Work to be completed
Look through the material and copy each line holding "device".

-- begin Dataset records --

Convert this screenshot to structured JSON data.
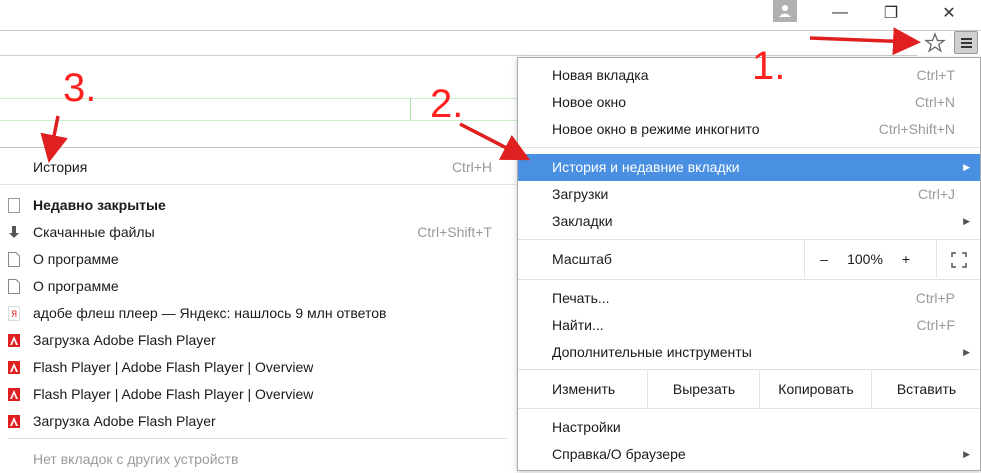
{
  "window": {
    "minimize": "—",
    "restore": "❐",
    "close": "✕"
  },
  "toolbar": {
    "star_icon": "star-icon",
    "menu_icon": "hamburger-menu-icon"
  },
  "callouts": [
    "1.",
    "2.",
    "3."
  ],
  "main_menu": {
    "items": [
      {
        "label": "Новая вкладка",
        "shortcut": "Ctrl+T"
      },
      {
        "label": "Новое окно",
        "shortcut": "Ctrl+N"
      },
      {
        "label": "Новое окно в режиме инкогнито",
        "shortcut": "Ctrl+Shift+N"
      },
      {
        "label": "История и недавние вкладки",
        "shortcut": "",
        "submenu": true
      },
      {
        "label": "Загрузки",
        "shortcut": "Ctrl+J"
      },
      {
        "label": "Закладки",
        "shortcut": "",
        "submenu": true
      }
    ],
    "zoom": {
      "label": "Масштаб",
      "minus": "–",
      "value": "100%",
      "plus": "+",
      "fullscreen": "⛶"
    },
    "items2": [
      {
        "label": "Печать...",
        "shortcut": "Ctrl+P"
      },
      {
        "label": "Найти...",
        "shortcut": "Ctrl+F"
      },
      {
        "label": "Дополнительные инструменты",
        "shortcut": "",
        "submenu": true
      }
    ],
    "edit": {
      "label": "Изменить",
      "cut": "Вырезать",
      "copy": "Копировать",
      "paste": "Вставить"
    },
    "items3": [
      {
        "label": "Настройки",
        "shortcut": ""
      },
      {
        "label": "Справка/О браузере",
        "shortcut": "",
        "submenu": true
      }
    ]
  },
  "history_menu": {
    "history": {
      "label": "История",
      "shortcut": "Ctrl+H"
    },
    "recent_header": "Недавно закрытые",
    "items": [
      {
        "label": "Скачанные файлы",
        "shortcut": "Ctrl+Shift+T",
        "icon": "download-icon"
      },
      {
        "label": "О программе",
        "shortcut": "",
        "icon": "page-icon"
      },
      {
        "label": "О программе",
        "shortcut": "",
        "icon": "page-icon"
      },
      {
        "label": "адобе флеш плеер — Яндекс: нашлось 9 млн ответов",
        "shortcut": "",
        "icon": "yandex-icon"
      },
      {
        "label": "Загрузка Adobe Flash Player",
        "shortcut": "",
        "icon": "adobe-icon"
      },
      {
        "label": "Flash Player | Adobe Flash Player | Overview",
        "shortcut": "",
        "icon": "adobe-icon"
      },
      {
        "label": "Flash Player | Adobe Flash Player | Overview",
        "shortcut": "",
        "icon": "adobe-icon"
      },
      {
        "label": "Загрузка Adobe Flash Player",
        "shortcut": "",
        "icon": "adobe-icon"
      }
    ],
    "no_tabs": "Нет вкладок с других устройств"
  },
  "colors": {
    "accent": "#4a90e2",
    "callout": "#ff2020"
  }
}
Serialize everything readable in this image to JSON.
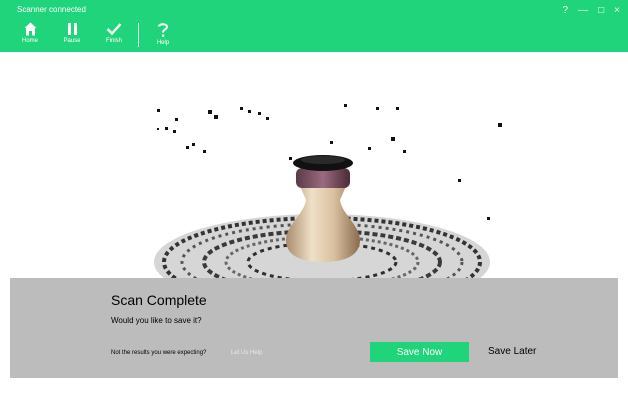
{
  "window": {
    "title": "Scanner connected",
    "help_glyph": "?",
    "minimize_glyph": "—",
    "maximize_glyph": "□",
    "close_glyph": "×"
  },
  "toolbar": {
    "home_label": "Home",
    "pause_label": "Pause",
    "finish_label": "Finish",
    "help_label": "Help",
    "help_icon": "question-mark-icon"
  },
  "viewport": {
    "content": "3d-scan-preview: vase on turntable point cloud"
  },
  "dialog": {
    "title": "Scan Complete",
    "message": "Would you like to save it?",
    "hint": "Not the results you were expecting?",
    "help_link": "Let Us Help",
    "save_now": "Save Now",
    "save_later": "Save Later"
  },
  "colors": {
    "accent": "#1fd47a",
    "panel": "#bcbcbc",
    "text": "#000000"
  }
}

-- end Dataset records --
-- begin Dataset records --

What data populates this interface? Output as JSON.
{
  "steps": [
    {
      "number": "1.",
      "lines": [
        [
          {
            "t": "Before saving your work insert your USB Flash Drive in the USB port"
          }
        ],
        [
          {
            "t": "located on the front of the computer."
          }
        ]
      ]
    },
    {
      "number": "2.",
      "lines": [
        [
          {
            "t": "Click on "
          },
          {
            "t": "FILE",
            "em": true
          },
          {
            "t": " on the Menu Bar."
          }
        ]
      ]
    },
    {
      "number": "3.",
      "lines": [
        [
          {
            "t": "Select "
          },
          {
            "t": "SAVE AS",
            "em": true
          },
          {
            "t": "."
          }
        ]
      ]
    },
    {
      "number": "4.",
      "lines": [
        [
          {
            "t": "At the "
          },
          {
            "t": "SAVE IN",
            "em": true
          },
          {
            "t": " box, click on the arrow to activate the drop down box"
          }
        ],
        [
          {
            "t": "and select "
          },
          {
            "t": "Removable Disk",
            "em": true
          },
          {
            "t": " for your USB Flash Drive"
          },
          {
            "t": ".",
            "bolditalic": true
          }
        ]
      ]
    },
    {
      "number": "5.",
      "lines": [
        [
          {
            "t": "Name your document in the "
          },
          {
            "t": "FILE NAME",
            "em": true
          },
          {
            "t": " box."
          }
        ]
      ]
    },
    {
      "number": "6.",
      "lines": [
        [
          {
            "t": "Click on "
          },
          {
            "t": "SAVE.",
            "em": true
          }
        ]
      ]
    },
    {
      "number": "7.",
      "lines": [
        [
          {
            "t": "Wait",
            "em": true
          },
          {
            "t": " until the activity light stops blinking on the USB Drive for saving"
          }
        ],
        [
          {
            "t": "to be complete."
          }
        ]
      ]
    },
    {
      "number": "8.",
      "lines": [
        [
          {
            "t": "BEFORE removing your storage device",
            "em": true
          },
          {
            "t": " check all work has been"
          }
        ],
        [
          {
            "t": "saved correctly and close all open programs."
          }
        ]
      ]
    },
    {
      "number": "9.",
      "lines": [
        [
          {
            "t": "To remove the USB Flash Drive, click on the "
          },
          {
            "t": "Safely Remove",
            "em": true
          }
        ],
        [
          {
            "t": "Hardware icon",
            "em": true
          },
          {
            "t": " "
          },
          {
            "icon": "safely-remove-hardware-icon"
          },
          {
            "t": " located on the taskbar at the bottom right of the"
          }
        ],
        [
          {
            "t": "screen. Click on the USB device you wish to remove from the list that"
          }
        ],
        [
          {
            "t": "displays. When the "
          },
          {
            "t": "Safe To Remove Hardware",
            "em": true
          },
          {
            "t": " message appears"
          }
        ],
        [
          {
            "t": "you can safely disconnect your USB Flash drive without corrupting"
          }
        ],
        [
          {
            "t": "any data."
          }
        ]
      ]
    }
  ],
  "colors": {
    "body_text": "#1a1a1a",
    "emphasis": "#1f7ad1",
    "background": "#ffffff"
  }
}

-- end Dataset records --

Response to this exercise
            "t": "BEFORE removing your storage device",
            "t": "screen. Click on the USB device you wish to remove from the list that"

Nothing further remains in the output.